What is required
Copy exactly the lines from the one containing "Extract the structured" through the last line of the records, both included, and nothing more.

Material supplied
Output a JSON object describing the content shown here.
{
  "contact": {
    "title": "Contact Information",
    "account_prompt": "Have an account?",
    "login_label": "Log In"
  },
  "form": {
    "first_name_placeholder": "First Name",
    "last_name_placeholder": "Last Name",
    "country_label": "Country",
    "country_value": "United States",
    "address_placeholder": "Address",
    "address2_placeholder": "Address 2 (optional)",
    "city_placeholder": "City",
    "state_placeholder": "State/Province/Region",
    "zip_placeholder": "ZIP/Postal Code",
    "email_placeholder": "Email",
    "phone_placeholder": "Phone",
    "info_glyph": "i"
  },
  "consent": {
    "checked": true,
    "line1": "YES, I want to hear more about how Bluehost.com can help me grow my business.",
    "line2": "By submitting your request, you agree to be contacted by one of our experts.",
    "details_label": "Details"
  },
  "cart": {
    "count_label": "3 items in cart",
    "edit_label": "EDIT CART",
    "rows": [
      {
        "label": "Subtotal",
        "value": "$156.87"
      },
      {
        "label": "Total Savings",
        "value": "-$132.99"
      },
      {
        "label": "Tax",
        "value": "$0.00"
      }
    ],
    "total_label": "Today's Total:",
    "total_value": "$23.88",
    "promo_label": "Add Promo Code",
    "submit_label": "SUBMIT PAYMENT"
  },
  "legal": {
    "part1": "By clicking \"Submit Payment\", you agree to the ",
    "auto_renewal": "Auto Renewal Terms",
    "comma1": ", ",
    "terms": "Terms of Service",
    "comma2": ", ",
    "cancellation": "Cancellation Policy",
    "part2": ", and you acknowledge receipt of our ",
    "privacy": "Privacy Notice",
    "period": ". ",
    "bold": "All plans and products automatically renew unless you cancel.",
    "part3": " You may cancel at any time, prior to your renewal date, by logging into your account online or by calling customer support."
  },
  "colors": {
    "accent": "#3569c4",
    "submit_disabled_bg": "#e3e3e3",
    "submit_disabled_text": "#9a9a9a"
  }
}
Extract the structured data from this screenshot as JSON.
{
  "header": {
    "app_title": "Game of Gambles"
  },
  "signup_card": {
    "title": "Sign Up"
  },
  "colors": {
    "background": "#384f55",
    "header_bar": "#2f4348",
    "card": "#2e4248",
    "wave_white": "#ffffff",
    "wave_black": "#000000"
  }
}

Output for this exercise
Extract the structured data from this screenshot as JSON.
{
  "header": {
    "app_title": "Game of Gambles"
  },
  "signup_card": {
    "title": "Sign Up"
  },
  "colors": {
    "background": "#384f55",
    "header_bar": "#2f4348",
    "card": "#2e4248",
    "wave_white": "#ffffff",
    "wave_black": "#000000"
  }
}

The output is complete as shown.